> RECORDS FOR PROCESSING
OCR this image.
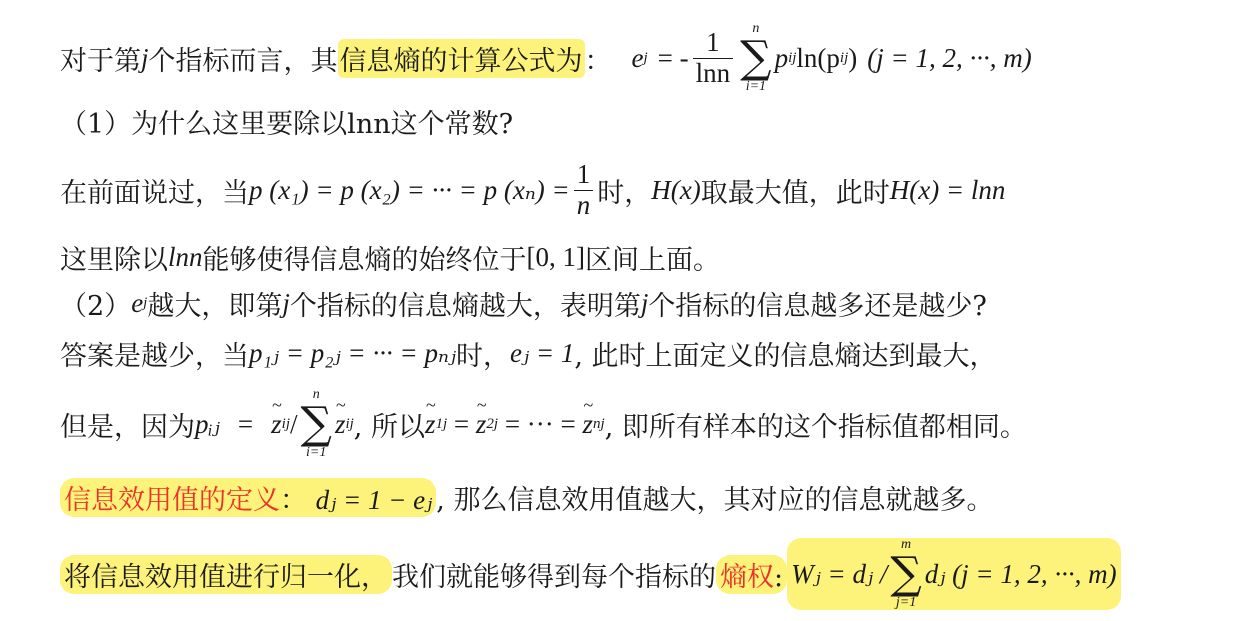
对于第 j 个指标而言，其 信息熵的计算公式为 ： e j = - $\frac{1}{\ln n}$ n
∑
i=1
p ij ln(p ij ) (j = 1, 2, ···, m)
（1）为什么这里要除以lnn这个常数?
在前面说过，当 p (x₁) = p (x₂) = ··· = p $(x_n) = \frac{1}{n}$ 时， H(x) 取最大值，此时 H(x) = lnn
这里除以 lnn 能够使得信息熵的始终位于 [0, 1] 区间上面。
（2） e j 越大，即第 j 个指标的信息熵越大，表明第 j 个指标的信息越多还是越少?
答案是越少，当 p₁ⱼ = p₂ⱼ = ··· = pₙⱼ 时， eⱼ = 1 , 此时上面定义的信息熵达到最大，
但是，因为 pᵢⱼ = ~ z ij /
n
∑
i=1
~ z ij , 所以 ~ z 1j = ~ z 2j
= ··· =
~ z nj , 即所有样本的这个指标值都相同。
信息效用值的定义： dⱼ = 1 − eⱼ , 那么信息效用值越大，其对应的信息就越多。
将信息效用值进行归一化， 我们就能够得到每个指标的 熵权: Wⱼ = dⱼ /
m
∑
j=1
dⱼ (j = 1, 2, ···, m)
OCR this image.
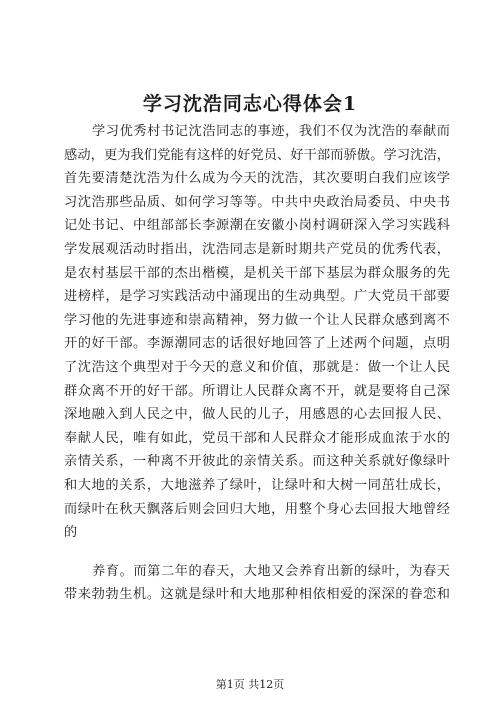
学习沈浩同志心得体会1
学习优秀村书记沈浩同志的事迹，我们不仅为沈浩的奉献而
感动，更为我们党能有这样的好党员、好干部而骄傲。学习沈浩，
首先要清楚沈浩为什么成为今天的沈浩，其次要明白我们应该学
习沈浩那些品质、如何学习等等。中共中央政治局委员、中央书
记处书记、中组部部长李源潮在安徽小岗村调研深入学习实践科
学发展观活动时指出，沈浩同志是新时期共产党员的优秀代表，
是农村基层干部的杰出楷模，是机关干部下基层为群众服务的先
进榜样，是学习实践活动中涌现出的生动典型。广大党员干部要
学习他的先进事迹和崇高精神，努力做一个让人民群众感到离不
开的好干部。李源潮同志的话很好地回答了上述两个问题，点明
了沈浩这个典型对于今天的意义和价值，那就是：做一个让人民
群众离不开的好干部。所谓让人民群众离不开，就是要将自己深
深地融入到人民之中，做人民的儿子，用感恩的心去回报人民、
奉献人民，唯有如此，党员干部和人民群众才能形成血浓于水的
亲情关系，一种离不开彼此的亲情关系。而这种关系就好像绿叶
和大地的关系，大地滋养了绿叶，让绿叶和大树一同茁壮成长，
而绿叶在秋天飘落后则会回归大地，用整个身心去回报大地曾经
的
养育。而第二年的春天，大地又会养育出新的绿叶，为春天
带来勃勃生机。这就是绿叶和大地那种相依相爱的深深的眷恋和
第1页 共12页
--
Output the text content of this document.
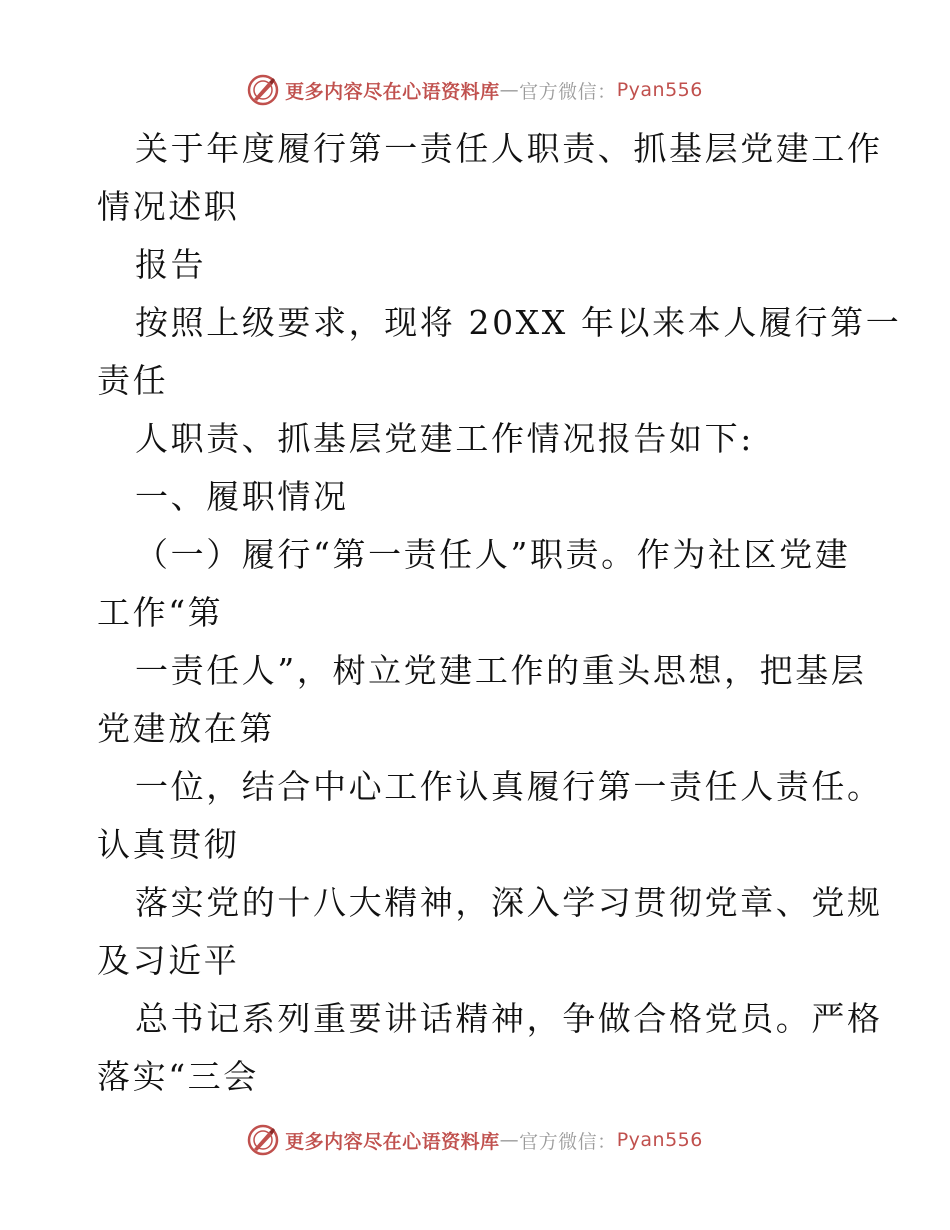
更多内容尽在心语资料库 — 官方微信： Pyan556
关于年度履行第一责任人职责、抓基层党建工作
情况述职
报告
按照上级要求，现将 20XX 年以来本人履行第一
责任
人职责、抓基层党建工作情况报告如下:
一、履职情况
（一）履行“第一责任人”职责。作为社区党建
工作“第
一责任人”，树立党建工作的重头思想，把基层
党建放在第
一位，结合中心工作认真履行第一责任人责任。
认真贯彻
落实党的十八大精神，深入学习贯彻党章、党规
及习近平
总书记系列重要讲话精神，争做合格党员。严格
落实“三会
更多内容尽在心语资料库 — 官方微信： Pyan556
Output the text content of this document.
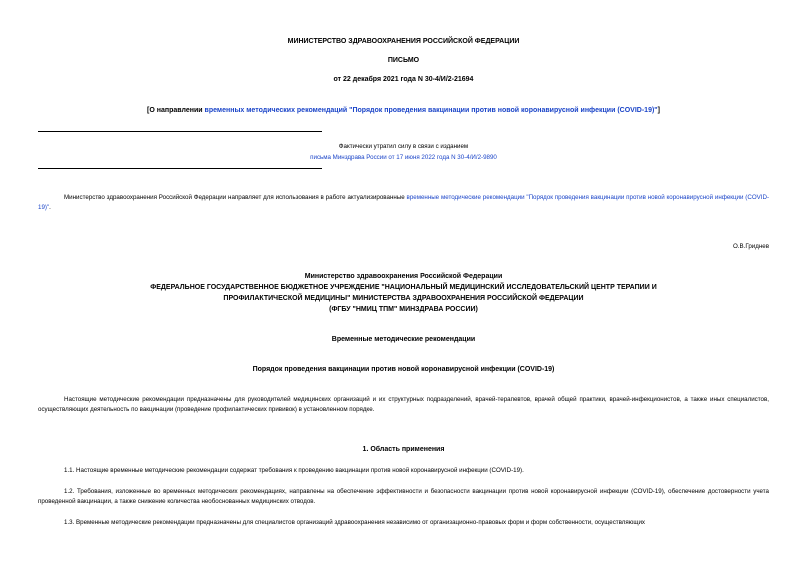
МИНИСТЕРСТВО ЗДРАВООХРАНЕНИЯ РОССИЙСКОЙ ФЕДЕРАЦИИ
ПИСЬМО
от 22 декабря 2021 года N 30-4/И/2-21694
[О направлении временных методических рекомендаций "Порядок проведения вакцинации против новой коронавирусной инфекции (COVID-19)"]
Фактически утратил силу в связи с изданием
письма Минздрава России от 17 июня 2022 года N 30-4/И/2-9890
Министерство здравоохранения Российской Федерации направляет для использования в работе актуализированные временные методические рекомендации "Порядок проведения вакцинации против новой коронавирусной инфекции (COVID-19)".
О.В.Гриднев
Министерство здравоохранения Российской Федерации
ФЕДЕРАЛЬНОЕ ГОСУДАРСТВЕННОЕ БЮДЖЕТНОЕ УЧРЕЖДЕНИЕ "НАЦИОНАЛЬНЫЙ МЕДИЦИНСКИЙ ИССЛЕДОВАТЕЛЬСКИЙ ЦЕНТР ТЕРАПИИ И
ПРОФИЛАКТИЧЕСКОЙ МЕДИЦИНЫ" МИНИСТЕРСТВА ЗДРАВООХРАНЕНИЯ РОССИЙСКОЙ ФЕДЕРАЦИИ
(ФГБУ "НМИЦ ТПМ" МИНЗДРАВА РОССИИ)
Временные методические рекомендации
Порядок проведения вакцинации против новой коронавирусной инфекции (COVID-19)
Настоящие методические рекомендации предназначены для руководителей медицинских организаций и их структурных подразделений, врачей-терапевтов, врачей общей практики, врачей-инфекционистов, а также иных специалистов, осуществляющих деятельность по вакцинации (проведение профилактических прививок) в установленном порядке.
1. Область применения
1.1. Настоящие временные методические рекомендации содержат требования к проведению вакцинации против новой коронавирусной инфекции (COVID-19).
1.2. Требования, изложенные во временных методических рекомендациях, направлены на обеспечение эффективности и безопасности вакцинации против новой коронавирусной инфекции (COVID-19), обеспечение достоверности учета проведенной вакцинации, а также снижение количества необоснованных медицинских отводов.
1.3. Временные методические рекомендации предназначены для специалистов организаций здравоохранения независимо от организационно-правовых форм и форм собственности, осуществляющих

> WHAT YOU HAVE TO DO
Extract from the data every line where "методические" shows up.

> FULL OUTPUT
Министерство здравоохранения Российской Федерации направляет для использования в работе актуализированные временные методические рекомендации "Порядок проведения вакцинации против новой коронавирусной инфекции (COVID-19)".
Временные методические рекомендации
Настоящие методические рекомендации предназначены для руководителей медицинских организаций и их структурных подразделений, врачей-терапевтов, врачей общей практики, врачей-инфекционистов, а также иных специалистов, осуществляющих деятельность по вакцинации (проведение профилактических прививок) в установленном порядке.
1.1. Настоящие временные методические рекомендации содержат требования к проведению вакцинации против новой коронавирусной инфекции (COVID-19).
1.3. Временные методические рекомендации предназначены для специалистов организаций здравоохранения независимо от организационно-правовых форм и форм собственности, осуществляющих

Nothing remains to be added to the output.